§ **Written task**
Only the lines holding the string "disposal" are needed. Copy each one.

§ **Data listing**
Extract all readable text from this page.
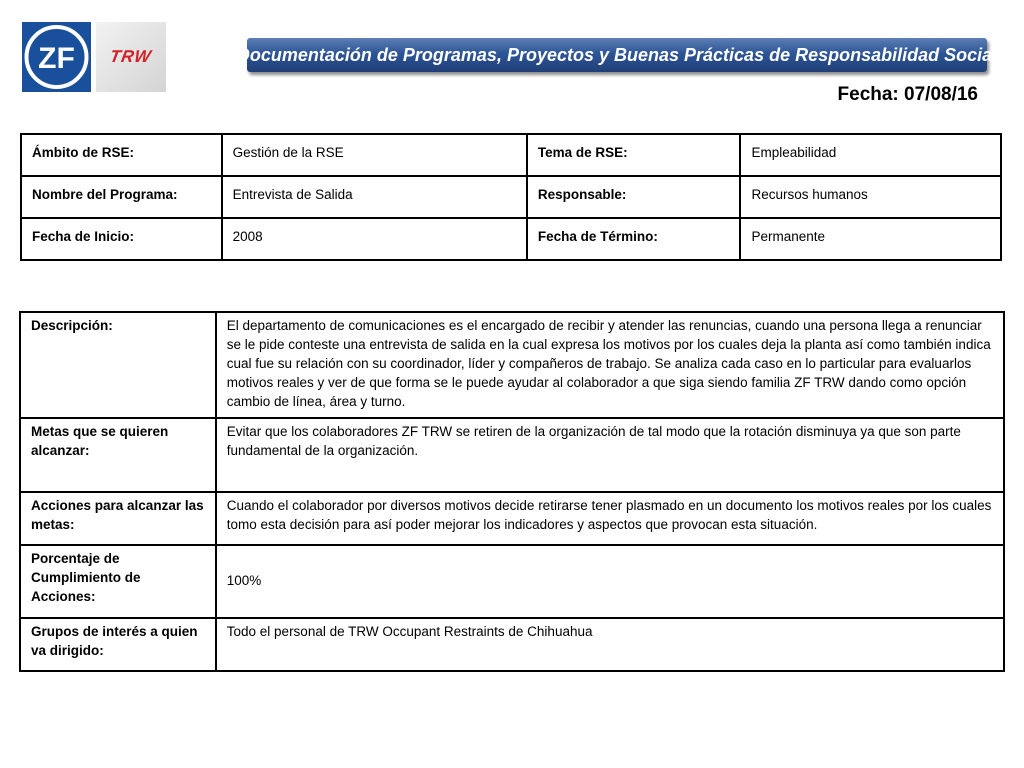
ZF TRW	Documentación de Programas, Proyectos y Buenas Prácticas de Responsabilidad Social
Fecha: 07/08/16
Ámbito de RSE:	Gestión de la RSE	Tema de RSE:	Empleabilidad
Nombre del Programa:	Entrevista de Salida	Responsable:	Recursos humanos
Fecha de Inicio:	2008	Fecha de Término:	Permanente
Descripción:	El departamento de comunicaciones es el encargado de recibir y atender las renuncias, cuando una persona llega a renunciar se le pide conteste una entrevista de salida en la cual expresa los motivos por los cuales deja la planta así como también indica cual fue su relación con su coordinador, líder y compañeros de trabajo. Se analiza cada caso en lo particular para evaluarlos motivos reales y ver de que forma se le puede ayudar al colaborador a que siga siendo familia ZF TRW dando como opción cambio de línea, área y turno.
Metas que se quieren alcanzar:	Evitar que los colaboradores ZF TRW se retiren de la organización de tal modo que la rotación disminuya ya que son parte fundamental de la organización.
Acciones para alcanzar las metas:	Cuando el colaborador por diversos motivos decide retirarse tener plasmado en un documento los motivos reales por los cuales tomo esta decisión para así poder mejorar los indicadores y aspectos que provocan esta situación.
Porcentaje de Cumplimiento de Acciones:	100%
Grupos de interés a quien va dirigido:	Todo el personal de TRW Occupant Restraints de Chihuahua
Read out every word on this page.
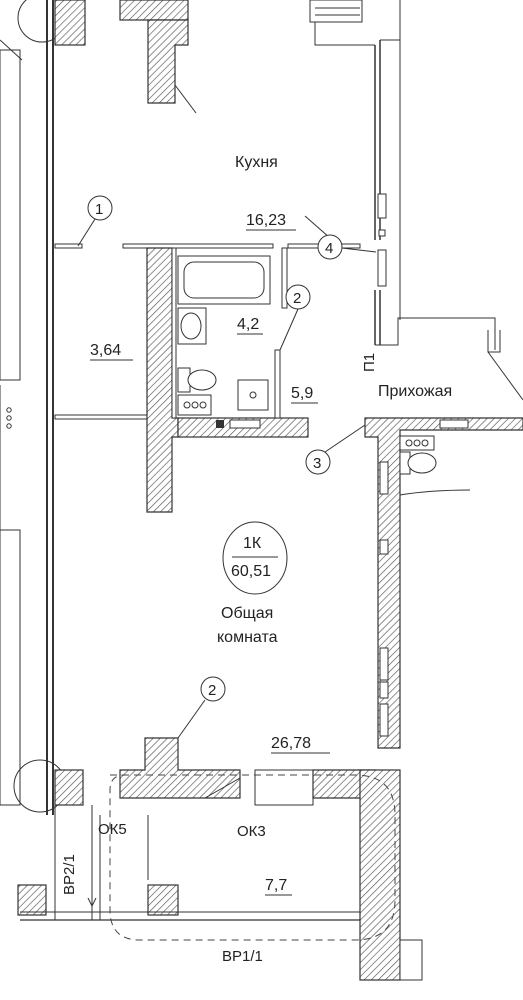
Кухня
16,23
4,2
3,64
5,9	Прихожая
1К
60,51
Общая
комната
26,78
7,7
1
2
3
4
2
ОК5	ОК3
ВР1/1
ВР2/1
П1
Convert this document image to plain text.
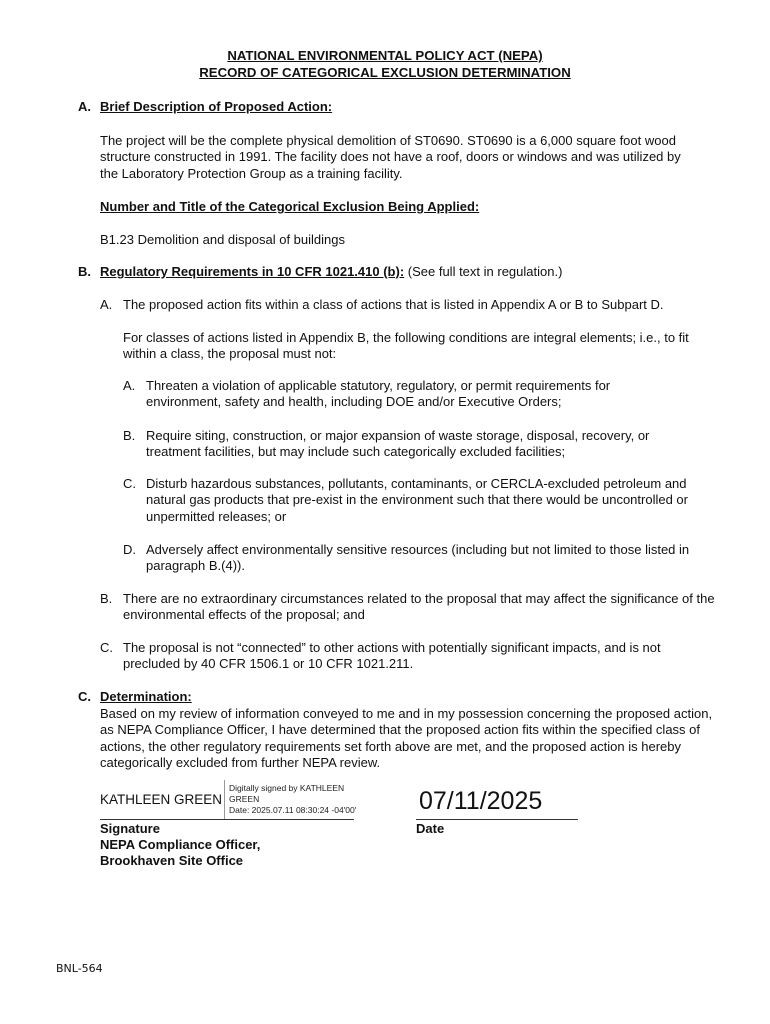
NATIONAL ENVIRONMENTAL POLICY ACT (NEPA)
RECORD OF CATEGORICAL EXCLUSION DETERMINATION
A. Brief Description of Proposed Action:
The project will be the complete physical demolition of ST0690. ST0690 is a 6,000 square foot wood structure constructed in 1991. The facility does not have a roof, doors or windows and was utilized by the Laboratory Protection Group as a training facility.
Number and Title of the Categorical Exclusion Being Applied:
B1.23 Demolition and disposal of buildings
B. Regulatory Requirements in 10 CFR 1021.410 (b): (See full text in regulation.)
A. The proposed action fits within a class of actions that is listed in Appendix A or B to Subpart D.
For classes of actions listed in Appendix B, the following conditions are integral elements; i.e., to fit within a class, the proposal must not:
A. Threaten a violation of applicable statutory, regulatory, or permit requirements for environment, safety and health, including DOE and/or Executive Orders;
B. Require siting, construction, or major expansion of waste storage, disposal, recovery, or treatment facilities, but may include such categorically excluded facilities;
C. Disturb hazardous substances, pollutants, contaminants, or CERCLA-excluded petroleum and natural gas products that pre-exist in the environment such that there would be uncontrolled or unpermitted releases; or
D. Adversely affect environmentally sensitive resources (including but not limited to those listed in paragraph B.(4)).
B. There are no extraordinary circumstances related to the proposal that may affect the significance of the environmental effects of the proposal; and
C. The proposal is not “connected” to other actions with potentially significant impacts, and is not precluded by 40 CFR 1506.1 or 10 CFR 1021.211.
C. Determination:
Based on my review of information conveyed to me and in my possession concerning the proposed action, as NEPA Compliance Officer, I have determined that the proposed action fits within the specified class of actions, the other regulatory requirements set forth above are met, and the proposed action is hereby categorically excluded from further NEPA review.
KATHLEEN GREEN
Digitally signed by KATHLEEN
GREEN
Date: 2025.07.11 08:30:24 -04'00'	07/11/2025
Signature
NEPA Compliance Officer,
Brookhaven Site Office
Date
BNL-564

§ **Result below**
B1.23 Demolition and disposal of buildings
B. Require siting, construction, or major expansion of waste storage, disposal, recovery, or treatment facilities, but may include such categorically excluded facilities;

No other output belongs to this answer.